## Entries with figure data
** Begin **
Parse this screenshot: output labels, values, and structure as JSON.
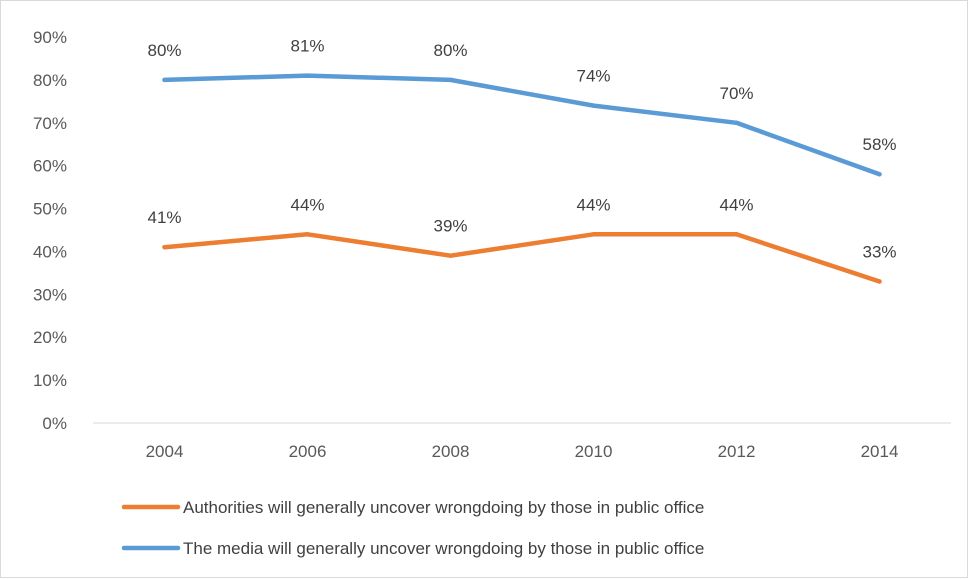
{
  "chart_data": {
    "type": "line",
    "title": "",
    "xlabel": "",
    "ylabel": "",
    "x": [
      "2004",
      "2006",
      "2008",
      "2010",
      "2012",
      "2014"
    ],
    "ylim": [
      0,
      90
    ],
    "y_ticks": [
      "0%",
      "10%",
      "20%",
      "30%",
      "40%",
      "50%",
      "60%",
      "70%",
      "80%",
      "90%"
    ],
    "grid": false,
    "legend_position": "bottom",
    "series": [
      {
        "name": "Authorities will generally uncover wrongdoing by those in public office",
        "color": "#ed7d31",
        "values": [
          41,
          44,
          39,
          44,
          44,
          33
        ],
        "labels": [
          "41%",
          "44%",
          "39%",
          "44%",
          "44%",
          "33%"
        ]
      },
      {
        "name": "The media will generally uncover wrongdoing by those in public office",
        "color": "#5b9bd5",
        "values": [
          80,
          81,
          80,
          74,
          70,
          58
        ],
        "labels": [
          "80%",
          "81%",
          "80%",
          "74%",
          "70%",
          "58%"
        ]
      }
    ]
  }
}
** End **
## Job
Without including the pictures, return each record above exactly as it stands.

## In response
Parse this screenshot: output labels, values, and structure as JSON.
{
  "chart_data": {
    "type": "line",
    "title": "",
    "xlabel": "",
    "ylabel": "",
    "x": [
      "2004",
      "2006",
      "2008",
      "2010",
      "2012",
      "2014"
    ],
    "ylim": [
      0,
      90
    ],
    "y_ticks": [
      "0%",
      "10%",
      "20%",
      "30%",
      "40%",
      "50%",
      "60%",
      "70%",
      "80%",
      "90%"
    ],
    "grid": false,
    "legend_position": "bottom",
    "series": [
      {
        "name": "Authorities will generally uncover wrongdoing by those in public office",
        "color": "#ed7d31",
        "values": [
          41,
          44,
          39,
          44,
          44,
          33
        ],
        "labels": [
          "41%",
          "44%",
          "39%",
          "44%",
          "44%",
          "33%"
        ]
      },
      {
        "name": "The media will generally uncover wrongdoing by those in public office",
        "color": "#5b9bd5",
        "values": [
          80,
          81,
          80,
          74,
          70,
          58
        ],
        "labels": [
          "80%",
          "81%",
          "80%",
          "74%",
          "70%",
          "58%"
        ]
      }
    ]
  }
}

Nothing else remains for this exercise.